··· Task input

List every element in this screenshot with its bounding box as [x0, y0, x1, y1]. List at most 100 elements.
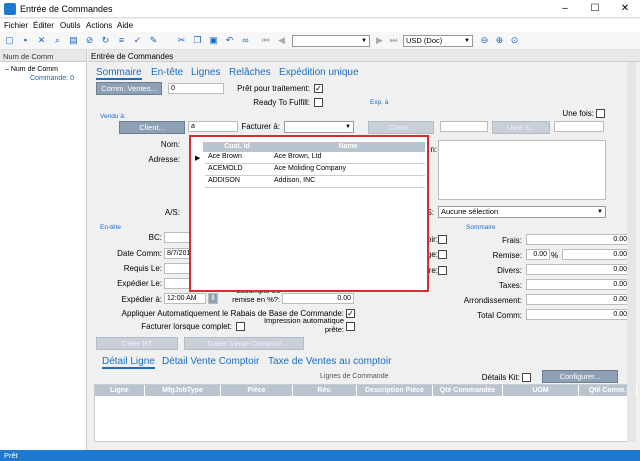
menu-fichier[interactable]: Fichier [4, 21, 28, 30]
col-uom[interactable]: UOM [503, 385, 579, 396]
row-2-id[interactable]: ADDISON [205, 176, 271, 188]
row-0-id[interactable]: Ace Brown [205, 152, 271, 164]
configurer-button[interactable]: Configurer... [542, 370, 618, 383]
ready-fulfill-checkbox[interactable] [314, 98, 323, 107]
title-bar: Entrée de Commandes – ☐ ✕ [0, 0, 640, 18]
tab-en-tete[interactable]: En-tête [151, 67, 183, 78]
total-comm-field[interactable]: 0.00 [526, 309, 630, 320]
main-scrollbar[interactable] [627, 62, 636, 442]
prev-icon[interactable]: ◀ [276, 35, 287, 46]
check-icon[interactable]: ✓ [132, 35, 143, 46]
refresh-icon[interactable]: ↻ [100, 35, 111, 46]
back-icon[interactable]: ⊖ [479, 35, 490, 46]
appliquer-checkbox[interactable]: ✓ [346, 309, 355, 318]
tab-detail-vente-comptoir[interactable]: Détail Vente Comptoir [162, 356, 259, 367]
next-icon[interactable]: ▶ [374, 35, 385, 46]
tab-taxe-ventes[interactable]: Taxe de Ventes au comptoir [268, 356, 391, 367]
tab-relaches[interactable]: Relâches [229, 67, 271, 78]
comm-ventes-field[interactable]: 0 [168, 83, 224, 94]
client-button[interactable]: Client... [119, 121, 185, 134]
re-checkbox[interactable] [438, 266, 447, 275]
save-icon[interactable]: ▪ [20, 35, 31, 46]
menu-editer[interactable]: Éditer [33, 21, 54, 30]
client-input[interactable]: a [188, 121, 238, 132]
row-1-name[interactable]: Ace Moliding Company [271, 164, 425, 176]
comm-ventes-button[interactable]: Comm. Ventes... [96, 82, 162, 95]
remise-pct-field[interactable]: 0.00 [526, 249, 550, 260]
exp-address-box[interactable] [438, 140, 606, 200]
frais-field[interactable]: 0.00 [526, 234, 630, 245]
date-comm-field[interactable]: 8/7/201 [164, 248, 190, 259]
order-lines-grid: Ligne MfgJobType Pièce Rév. Description … [94, 384, 637, 442]
menu-outils[interactable]: Outils [60, 21, 80, 30]
col-ligne[interactable]: Ligne [95, 385, 145, 396]
tab-sommaire[interactable]: Sommaire [96, 67, 142, 80]
row-1-id[interactable]: ACEMOLD [205, 164, 271, 176]
une-fois-checkbox[interactable] [596, 109, 605, 118]
menu-actions[interactable]: Actions [86, 21, 112, 30]
copy-icon[interactable]: ❐ [192, 35, 203, 46]
first-icon[interactable]: ⏮ [260, 35, 271, 46]
menu-aide[interactable]: Aide [117, 21, 133, 30]
tree-item-commande[interactable]: Commande: 0 [30, 75, 74, 82]
col-cust-id[interactable]: Cust. Id [203, 142, 271, 152]
arrondissement-field[interactable]: 0.00 [526, 294, 630, 305]
link-icon[interactable]: ∞ [240, 35, 251, 46]
exp-client-field[interactable] [440, 121, 488, 132]
impression-checkbox[interactable] [346, 322, 355, 331]
record-combo[interactable]: ▼ [292, 35, 370, 47]
forward-icon[interactable]: ⊕ [494, 35, 505, 46]
expedier-le-field[interactable] [164, 278, 190, 289]
currency-combo[interactable]: USD (Doc) ▼ [403, 35, 473, 47]
help-icon[interactable]: ⊙ [509, 35, 520, 46]
paste-icon[interactable]: ▣ [208, 35, 219, 46]
tree-root[interactable]: – Num de Comm [5, 66, 58, 73]
sommaire-section: Sommaire [466, 224, 496, 231]
list-icon[interactable]: ≡ [116, 35, 127, 46]
bc-field[interactable] [164, 232, 190, 243]
ge-checkbox[interactable] [438, 250, 447, 259]
creer-bt-button[interactable]: Créer BT [96, 337, 178, 350]
row-0-name[interactable]: Ace Brown, Ltd [271, 152, 425, 164]
facturer-a-combo[interactable]: ▼ [284, 121, 354, 133]
tab-expedition-unique[interactable]: Expédition unique [279, 67, 359, 78]
aucune-selection-combo[interactable]: Aucune sélection ▼ [438, 206, 606, 218]
client-button-2[interactable]: Client... [368, 121, 434, 134]
col-qte-commandee[interactable]: Qté Commandée [433, 385, 503, 396]
col-mfgjobtype[interactable]: MfgJobType [145, 385, 221, 396]
search-icon[interactable]: ⌕ [52, 35, 63, 46]
minimize-button[interactable]: – [550, 0, 580, 18]
col-name[interactable]: Name [271, 142, 425, 152]
attach-icon[interactable]: ⊘ [84, 35, 95, 46]
undo-icon[interactable]: ↶ [224, 35, 235, 46]
cut-icon[interactable]: ✂ [176, 35, 187, 46]
tab-lignes[interactable]: Lignes [191, 67, 220, 78]
close-button[interactable]: ✕ [610, 0, 640, 18]
remise-field[interactable]: 0.00 [562, 249, 630, 260]
delete-icon[interactable]: ✕ [36, 35, 47, 46]
col-description-piece[interactable]: Description Pièce [357, 385, 433, 396]
row-2-name[interactable]: Addison, INC [271, 176, 425, 188]
last-icon[interactable]: ⏭ [388, 35, 399, 46]
livre-a-field[interactable] [554, 121, 604, 132]
tab-detail-ligne[interactable]: Détail Ligne [102, 356, 155, 369]
print-icon[interactable]: ▤ [68, 35, 79, 46]
livre-a-button[interactable]: Livré à... [492, 121, 550, 134]
expedier-a-time-field[interactable]: 12:00 AM [164, 293, 206, 304]
details-kit-checkbox[interactable] [522, 373, 531, 382]
col-piece[interactable]: Pièce [221, 385, 293, 396]
app-icon [4, 3, 16, 15]
time-spinner[interactable]: ⇕ [208, 293, 218, 304]
col-rev[interactable]: Rév. [293, 385, 357, 396]
traiter-vente-button[interactable]: Traiter Vente Comptoir [184, 337, 304, 350]
maximize-button[interactable]: ☐ [580, 0, 610, 18]
new-icon[interactable]: ▢ [4, 35, 15, 46]
oir-checkbox[interactable] [438, 235, 447, 244]
pret-traitement-checkbox[interactable]: ✓ [314, 84, 323, 93]
facturer-complet-checkbox[interactable] [236, 322, 245, 331]
escompte-field[interactable]: 0.00 [282, 293, 354, 304]
taxes-field[interactable]: 0.00 [526, 279, 630, 290]
divers-field[interactable]: 0.00 [526, 264, 630, 275]
requis-le-field[interactable] [164, 263, 190, 274]
edit-icon[interactable]: ✎ [148, 35, 159, 46]
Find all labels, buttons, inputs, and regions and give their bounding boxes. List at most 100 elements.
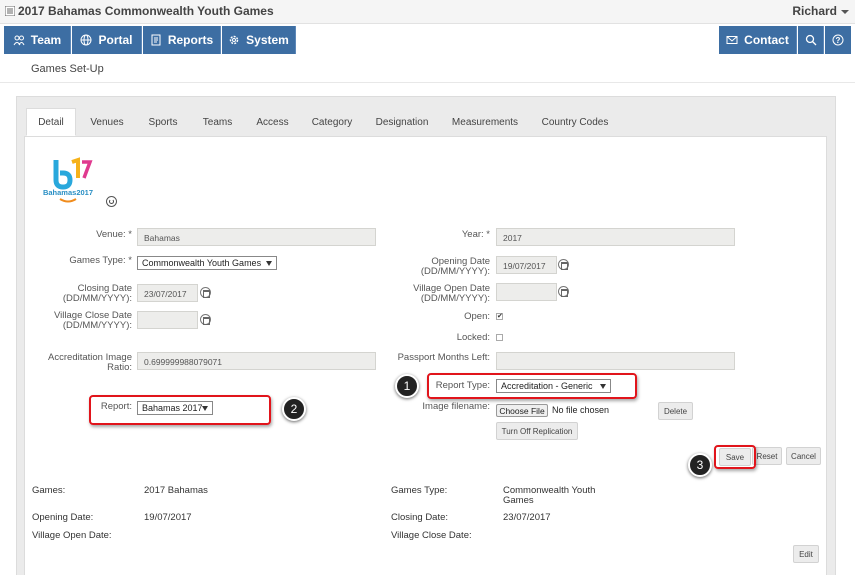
report-select[interactable]: Bahamas 2017 bbox=[137, 401, 213, 415]
summary-village-close-label: Village Close Date: bbox=[391, 530, 472, 541]
help-icon: ? bbox=[832, 34, 844, 46]
passport-label: Passport Months Left: bbox=[397, 352, 490, 363]
logo-refresh-icon[interactable] bbox=[106, 196, 117, 207]
locked-label: Locked: bbox=[456, 332, 490, 343]
gear-icon bbox=[229, 35, 239, 45]
nav-contact[interactable]: Contact bbox=[719, 26, 797, 54]
calendar-icon[interactable] bbox=[200, 287, 211, 298]
village-open-label-line2: (DD/MM/YYYY): bbox=[420, 293, 490, 304]
callout-3: 3 bbox=[688, 453, 712, 477]
summary-games-type-label: Games Type: bbox=[391, 485, 448, 496]
tab-access[interactable]: Access bbox=[251, 108, 294, 136]
games-type-label: Games Type: * bbox=[69, 255, 132, 266]
village-close-field[interactable] bbox=[137, 311, 198, 329]
calendar-icon[interactable] bbox=[200, 314, 211, 325]
page-title: Games Set-Up bbox=[31, 63, 104, 75]
accreditation-ratio-label-line2: Ratio: bbox=[107, 362, 132, 373]
team-icon bbox=[13, 35, 25, 46]
locked-checkbox[interactable] bbox=[496, 334, 503, 341]
games-type-value: Commonwealth Youth Games bbox=[142, 258, 262, 268]
summary-closing-value: 23/07/2017 bbox=[503, 512, 551, 523]
summary-opening-label: Opening Date: bbox=[32, 512, 94, 523]
nav-portal[interactable]: Portal bbox=[72, 26, 142, 54]
tab-detail[interactable]: Detail bbox=[26, 108, 76, 136]
nav-portal-label: Portal bbox=[98, 33, 133, 47]
cancel-button[interactable]: Cancel bbox=[786, 447, 821, 465]
closing-date-label-line2: (DD/MM/YYYY): bbox=[62, 293, 132, 304]
year-label: Year: * bbox=[461, 229, 490, 240]
callout-1: 1 bbox=[395, 374, 419, 398]
year-field[interactable]: 2017 bbox=[496, 228, 735, 246]
tab-designation[interactable]: Designation bbox=[371, 108, 433, 136]
user-menu[interactable]: Richard bbox=[792, 4, 837, 18]
globe-icon bbox=[80, 34, 92, 46]
opening-date-label-line2: (DD/MM/YYYY): bbox=[420, 266, 490, 277]
nav-team[interactable]: Team bbox=[4, 26, 71, 54]
report-type-label: Report Type: bbox=[435, 380, 490, 391]
search-button[interactable] bbox=[798, 26, 824, 54]
tab-measurements[interactable]: Measurements bbox=[446, 108, 524, 136]
delete-button[interactable]: Delete bbox=[658, 402, 693, 420]
tab-venues[interactable]: Venues bbox=[83, 108, 131, 136]
summary-games-value: 2017 Bahamas bbox=[144, 485, 208, 496]
help-button[interactable]: ? bbox=[825, 26, 851, 54]
closing-date-field[interactable]: 23/07/2017 bbox=[137, 284, 198, 302]
summary-village-open-label: Village Open Date: bbox=[32, 530, 112, 541]
accreditation-ratio-label: Accreditation Image Ratio: bbox=[40, 353, 132, 373]
logo-wordmark: Bahamas2017 bbox=[43, 188, 93, 197]
report-value: Bahamas 2017 bbox=[142, 403, 203, 413]
chevron-down-icon bbox=[266, 261, 272, 266]
nav-contact-label: Contact bbox=[744, 33, 789, 47]
village-close-label: Village Close Date (DD/MM/YYYY): bbox=[40, 311, 132, 331]
village-open-field[interactable] bbox=[496, 283, 557, 301]
passport-field[interactable] bbox=[496, 352, 735, 370]
reset-button[interactable]: Reset bbox=[752, 447, 782, 465]
calendar-icon[interactable] bbox=[558, 259, 569, 270]
nav-system-label: System bbox=[246, 33, 289, 47]
summary-games-label: Games: bbox=[32, 485, 66, 496]
tab-country-codes[interactable]: Country Codes bbox=[537, 108, 613, 136]
nav-system[interactable]: System bbox=[222, 26, 296, 54]
sub-header bbox=[0, 56, 855, 83]
tab-category[interactable]: Category bbox=[306, 108, 358, 136]
app-title: 2017 Bahamas Commonwealth Youth Games bbox=[18, 4, 274, 18]
nav-team-label: Team bbox=[30, 33, 62, 47]
summary-closing-label: Closing Date: bbox=[391, 512, 449, 523]
save-button[interactable]: Save bbox=[719, 448, 751, 466]
venue-field[interactable]: Bahamas bbox=[137, 228, 376, 246]
turn-off-replication-button[interactable]: Turn Off Replication bbox=[496, 422, 578, 440]
village-open-label: Village Open Date (DD/MM/YYYY): bbox=[400, 284, 490, 304]
open-checkbox[interactable]: ✔ bbox=[496, 313, 503, 320]
tab-sports[interactable]: Sports bbox=[141, 108, 185, 136]
calendar-icon[interactable] bbox=[558, 286, 569, 297]
main-nav: Team Portal Reports System Contact ? bbox=[0, 26, 855, 54]
no-file-text: No file chosen bbox=[552, 405, 610, 415]
closing-date-label: Closing Date (DD/MM/YYYY): bbox=[40, 284, 132, 304]
report-type-select[interactable]: Accreditation - Generic bbox=[496, 379, 611, 393]
choose-file-button[interactable]: Choose File bbox=[496, 404, 548, 417]
summary-games-type-value-line2: Games bbox=[503, 495, 534, 506]
accreditation-ratio-field[interactable]: 0.699999988079071 bbox=[137, 352, 376, 370]
venue-label: Venue: * bbox=[96, 229, 132, 240]
menu-icon[interactable] bbox=[5, 6, 15, 16]
search-icon bbox=[805, 34, 816, 46]
callout-2: 2 bbox=[282, 397, 306, 421]
edit-button[interactable]: Edit bbox=[793, 545, 819, 563]
report-type-value: Accreditation - Generic bbox=[501, 381, 593, 391]
village-close-label-line2: (DD/MM/YYYY): bbox=[62, 320, 132, 331]
nav-reports-label: Reports bbox=[167, 33, 214, 47]
opening-date-label: Opening Date (DD/MM/YYYY): bbox=[400, 257, 490, 277]
tab-teams[interactable]: Teams bbox=[196, 108, 239, 136]
user-caret-icon[interactable] bbox=[841, 10, 849, 14]
games-type-select[interactable]: Commonwealth Youth Games bbox=[137, 256, 277, 270]
image-filename-label: Image filename: bbox=[422, 401, 490, 412]
summary-opening-value: 19/07/2017 bbox=[144, 512, 192, 523]
games-logo: Bahamas2017 bbox=[43, 155, 93, 205]
summary-games-type-value: Commonwealth Youth Games bbox=[503, 486, 595, 506]
opening-date-field[interactable]: 19/07/2017 bbox=[496, 256, 557, 274]
envelope-icon bbox=[726, 36, 738, 44]
svg-text:?: ? bbox=[836, 36, 841, 45]
report-label: Report: bbox=[100, 401, 132, 412]
nav-reports[interactable]: Reports bbox=[143, 26, 221, 54]
chevron-down-icon bbox=[600, 384, 606, 389]
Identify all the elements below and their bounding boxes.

······

*The problem*.
Return the stretch of the data from the line containing "report-select[interactable]: Bahamas 2017" through the line containing "passport-label: Passport Months", copied exactly with both of those lines included.

*Final answer*.
report-select[interactable]: Bahamas 2017 bbox=[137, 401, 213, 415]
summary-village-close-label: Village Close Date: bbox=[391, 530, 472, 541]
help-icon: ? bbox=[832, 34, 844, 46]
passport-label: Passport Months Left: bbox=[397, 352, 490, 363]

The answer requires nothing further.